begin Records shown

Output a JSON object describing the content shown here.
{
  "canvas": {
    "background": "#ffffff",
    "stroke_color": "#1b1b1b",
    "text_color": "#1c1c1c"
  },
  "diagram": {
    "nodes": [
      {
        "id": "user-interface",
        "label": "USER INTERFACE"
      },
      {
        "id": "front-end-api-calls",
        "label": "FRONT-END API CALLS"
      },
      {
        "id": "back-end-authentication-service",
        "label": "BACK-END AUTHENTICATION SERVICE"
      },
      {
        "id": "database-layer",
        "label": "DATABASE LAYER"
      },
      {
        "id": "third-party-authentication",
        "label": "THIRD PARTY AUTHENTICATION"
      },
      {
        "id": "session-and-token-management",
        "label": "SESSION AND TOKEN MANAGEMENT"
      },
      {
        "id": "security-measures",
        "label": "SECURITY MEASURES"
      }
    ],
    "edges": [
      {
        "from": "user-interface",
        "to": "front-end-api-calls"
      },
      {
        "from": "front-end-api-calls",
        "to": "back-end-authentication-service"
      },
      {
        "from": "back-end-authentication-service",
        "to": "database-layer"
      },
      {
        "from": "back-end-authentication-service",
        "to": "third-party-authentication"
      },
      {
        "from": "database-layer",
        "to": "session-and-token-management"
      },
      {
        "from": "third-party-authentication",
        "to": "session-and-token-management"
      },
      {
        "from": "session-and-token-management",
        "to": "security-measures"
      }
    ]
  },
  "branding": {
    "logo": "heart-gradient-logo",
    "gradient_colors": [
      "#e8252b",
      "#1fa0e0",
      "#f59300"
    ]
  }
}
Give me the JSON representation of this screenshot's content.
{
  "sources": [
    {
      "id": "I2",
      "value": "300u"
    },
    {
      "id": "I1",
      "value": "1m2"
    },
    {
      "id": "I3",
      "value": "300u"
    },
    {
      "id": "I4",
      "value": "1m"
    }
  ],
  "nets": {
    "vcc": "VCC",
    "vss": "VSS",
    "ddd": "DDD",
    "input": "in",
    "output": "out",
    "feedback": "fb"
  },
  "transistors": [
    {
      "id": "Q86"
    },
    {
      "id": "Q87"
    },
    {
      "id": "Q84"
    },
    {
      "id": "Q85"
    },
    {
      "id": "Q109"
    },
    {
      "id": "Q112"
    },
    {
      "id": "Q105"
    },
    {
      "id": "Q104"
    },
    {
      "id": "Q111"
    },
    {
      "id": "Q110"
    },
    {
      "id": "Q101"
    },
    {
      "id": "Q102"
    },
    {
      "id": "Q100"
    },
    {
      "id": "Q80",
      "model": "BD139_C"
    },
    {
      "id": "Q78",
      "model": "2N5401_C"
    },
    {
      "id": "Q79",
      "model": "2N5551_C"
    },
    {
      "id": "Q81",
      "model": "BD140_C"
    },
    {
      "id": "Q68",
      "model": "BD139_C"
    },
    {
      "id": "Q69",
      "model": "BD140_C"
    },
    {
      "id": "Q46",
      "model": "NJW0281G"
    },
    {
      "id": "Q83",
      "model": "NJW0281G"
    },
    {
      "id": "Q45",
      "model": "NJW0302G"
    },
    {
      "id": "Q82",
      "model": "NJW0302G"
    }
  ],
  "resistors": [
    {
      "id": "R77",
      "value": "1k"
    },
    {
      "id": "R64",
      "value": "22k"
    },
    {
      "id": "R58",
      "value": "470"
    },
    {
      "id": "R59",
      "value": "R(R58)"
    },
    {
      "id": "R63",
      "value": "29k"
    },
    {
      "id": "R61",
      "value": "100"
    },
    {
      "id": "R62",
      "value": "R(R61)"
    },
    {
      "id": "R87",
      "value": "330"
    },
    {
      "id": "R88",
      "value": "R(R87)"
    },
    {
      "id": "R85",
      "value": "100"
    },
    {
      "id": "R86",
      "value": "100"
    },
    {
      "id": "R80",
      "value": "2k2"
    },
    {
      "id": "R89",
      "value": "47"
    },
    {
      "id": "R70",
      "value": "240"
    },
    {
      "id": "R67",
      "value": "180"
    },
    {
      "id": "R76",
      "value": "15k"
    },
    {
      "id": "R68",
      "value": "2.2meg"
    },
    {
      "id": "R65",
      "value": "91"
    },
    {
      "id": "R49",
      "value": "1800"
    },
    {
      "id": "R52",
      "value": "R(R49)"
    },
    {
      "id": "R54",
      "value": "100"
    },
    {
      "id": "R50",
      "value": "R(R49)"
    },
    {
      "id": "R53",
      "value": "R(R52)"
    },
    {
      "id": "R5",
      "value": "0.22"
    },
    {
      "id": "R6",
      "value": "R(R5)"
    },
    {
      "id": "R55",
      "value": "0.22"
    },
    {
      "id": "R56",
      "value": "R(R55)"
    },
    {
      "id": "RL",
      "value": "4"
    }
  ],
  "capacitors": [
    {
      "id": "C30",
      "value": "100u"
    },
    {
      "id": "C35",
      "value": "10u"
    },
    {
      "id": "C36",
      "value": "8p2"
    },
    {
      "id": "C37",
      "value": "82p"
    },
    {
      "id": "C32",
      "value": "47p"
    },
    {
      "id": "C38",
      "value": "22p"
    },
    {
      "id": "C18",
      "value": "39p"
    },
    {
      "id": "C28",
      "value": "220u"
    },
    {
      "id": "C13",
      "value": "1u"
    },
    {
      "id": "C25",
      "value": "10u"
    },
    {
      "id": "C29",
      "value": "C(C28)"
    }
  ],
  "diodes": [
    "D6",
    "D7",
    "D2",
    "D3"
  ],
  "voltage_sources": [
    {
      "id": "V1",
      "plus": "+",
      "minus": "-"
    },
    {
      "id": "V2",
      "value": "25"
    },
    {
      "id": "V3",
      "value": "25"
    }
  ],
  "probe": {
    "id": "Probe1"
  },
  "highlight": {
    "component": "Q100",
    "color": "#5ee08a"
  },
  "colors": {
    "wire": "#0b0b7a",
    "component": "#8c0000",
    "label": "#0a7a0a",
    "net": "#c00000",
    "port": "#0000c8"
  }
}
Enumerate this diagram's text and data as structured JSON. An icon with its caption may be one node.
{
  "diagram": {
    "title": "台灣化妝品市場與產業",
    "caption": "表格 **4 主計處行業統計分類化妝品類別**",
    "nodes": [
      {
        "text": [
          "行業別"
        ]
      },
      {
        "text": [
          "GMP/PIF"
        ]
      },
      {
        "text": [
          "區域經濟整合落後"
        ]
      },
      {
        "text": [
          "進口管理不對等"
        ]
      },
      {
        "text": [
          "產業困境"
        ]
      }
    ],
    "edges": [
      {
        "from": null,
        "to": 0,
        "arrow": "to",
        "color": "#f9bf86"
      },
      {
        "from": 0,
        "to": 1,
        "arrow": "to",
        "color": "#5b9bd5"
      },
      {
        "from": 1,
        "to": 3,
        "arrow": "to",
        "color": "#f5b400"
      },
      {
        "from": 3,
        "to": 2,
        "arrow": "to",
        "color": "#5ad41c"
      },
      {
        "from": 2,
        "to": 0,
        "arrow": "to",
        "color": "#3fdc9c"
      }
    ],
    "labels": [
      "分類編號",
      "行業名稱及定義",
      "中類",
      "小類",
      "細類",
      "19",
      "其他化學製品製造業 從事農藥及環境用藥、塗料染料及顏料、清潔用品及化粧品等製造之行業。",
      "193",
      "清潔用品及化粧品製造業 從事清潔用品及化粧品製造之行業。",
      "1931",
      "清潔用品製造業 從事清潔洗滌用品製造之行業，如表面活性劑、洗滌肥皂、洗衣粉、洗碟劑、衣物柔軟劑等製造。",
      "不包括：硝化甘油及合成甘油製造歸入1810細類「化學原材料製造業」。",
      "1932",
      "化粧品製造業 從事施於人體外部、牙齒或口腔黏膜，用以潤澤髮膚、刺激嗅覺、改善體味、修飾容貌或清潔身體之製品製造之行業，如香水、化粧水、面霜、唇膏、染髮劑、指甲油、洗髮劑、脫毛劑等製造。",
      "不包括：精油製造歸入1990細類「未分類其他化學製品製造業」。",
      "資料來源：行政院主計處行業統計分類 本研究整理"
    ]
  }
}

end Records shown

- Short task
In the records above, how many lines contain the string "from"? State that number only.

- Full solution
12